[Given request] Scan the records for the word "title". Copy each line that includes it.

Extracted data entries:
----------

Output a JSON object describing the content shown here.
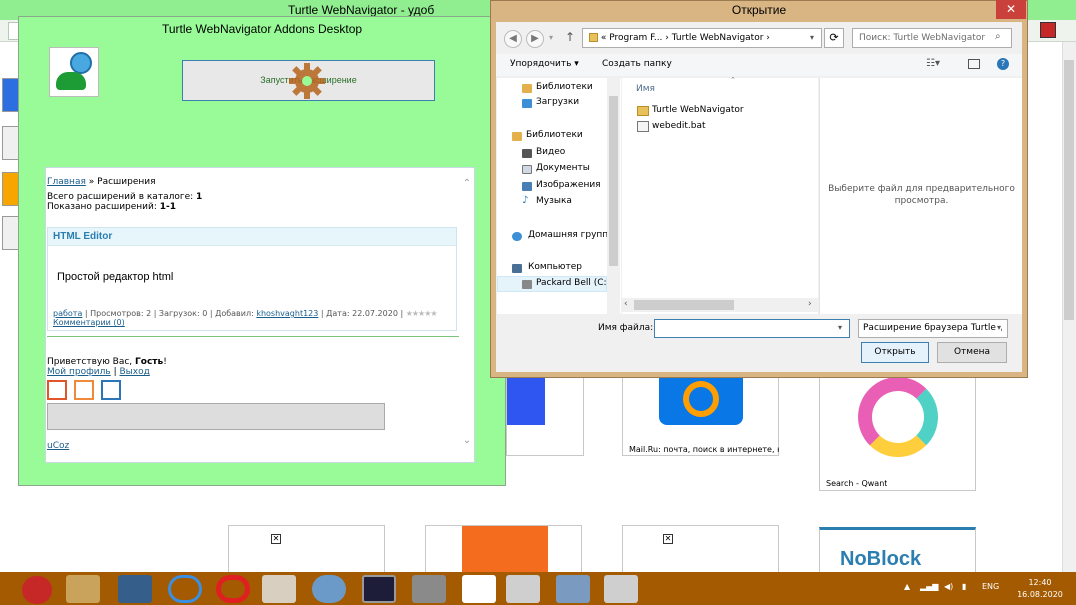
{
  "background_window": {
    "title": "Turtle WebNavigator - удоб",
    "tiles": [
      {
        "caption": "Mail.Ru: почта, поиск в интернете, новости, игр"
      },
      {
        "caption": "Search - Qwant"
      },
      {
        "caption": "NoBlock"
      }
    ]
  },
  "addons_window": {
    "title": "Turtle WebNavigator Addons Desktop",
    "run_button": "Запустить расширение",
    "breadcrumb": {
      "home": "Главная",
      "sep": "»",
      "current": "Расширения"
    },
    "stats": {
      "total_label": "Всего расширений в каталоге:",
      "total_value": "1",
      "shown_label": "Показано расширений:",
      "shown_value": "1-1"
    },
    "item": {
      "title": "HTML Editor",
      "description": "Простой редактор html",
      "category": "работа",
      "views": "| Просмотров: 2 | Загрузок: 0 | Добавил:",
      "author": "khoshvaght123",
      "date": "| Дата: 22.07.2020 |",
      "comments": "Комментарии (0)"
    },
    "greeting": {
      "prefix": "Приветствую Вас,",
      "user": "Гость",
      "suffix": "!"
    },
    "profile_link": "Мой профиль",
    "divider": "|",
    "logout_link": "Выход",
    "footer_link": "uCoz"
  },
  "dialog": {
    "title": "Открытие",
    "path": {
      "root": "«",
      "segment1": "Program F...",
      "arrow": "›",
      "segment2": "Turtle WebNavigator",
      "arrow2": "›"
    },
    "search_placeholder": "Поиск: Turtle WebNavigator",
    "toolbar": {
      "organize": "Упорядочить ▾",
      "new_folder": "Создать папку"
    },
    "nav_items": [
      {
        "label": "Библиотеки",
        "icon": "library-icon"
      },
      {
        "label": "Загрузки",
        "icon": "downloads-icon"
      },
      {
        "label": "Библиотеки",
        "icon": "library-icon"
      },
      {
        "label": "Видео",
        "icon": "video-icon"
      },
      {
        "label": "Документы",
        "icon": "documents-icon"
      },
      {
        "label": "Изображения",
        "icon": "pictures-icon"
      },
      {
        "label": "Музыка",
        "icon": "music-icon"
      },
      {
        "label": "Домашняя группа",
        "icon": "homegroup-icon"
      },
      {
        "label": "Компьютер",
        "icon": "computer-icon"
      },
      {
        "label": "Packard Bell (C:)",
        "icon": "drive-icon"
      }
    ],
    "column_header": "Имя",
    "files": [
      {
        "name": "Turtle WebNavigator",
        "icon": "folder-icon"
      },
      {
        "name": "webedit.bat",
        "icon": "batch-file-icon"
      }
    ],
    "preview_text": "Выберите файл для предварительного просмотра.",
    "filename_label": "Имя файла:",
    "filename_value": "",
    "filetype": "Расширение браузера Turtle \\",
    "open_button": "Открыть",
    "cancel_button": "Отмена",
    "close_symbol": "✕"
  },
  "taskbar": {
    "language": "ENG",
    "time": "12:40",
    "date": "16.08.2020",
    "tray_arrow": "▲"
  },
  "colors": {
    "addons_bg": "#98fb98",
    "dialog_frame": "#d9b584",
    "taskbar": "#a35a00",
    "link": "#1a5e8c",
    "accent": "#3c7fb1"
  }
}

----------

[Problem solution]
    "title": "Turtle WebNavigator - удоб",
    "title": "Turtle WebNavigator Addons Desktop",
      "title": "HTML Editor",
    "title": "Открытие",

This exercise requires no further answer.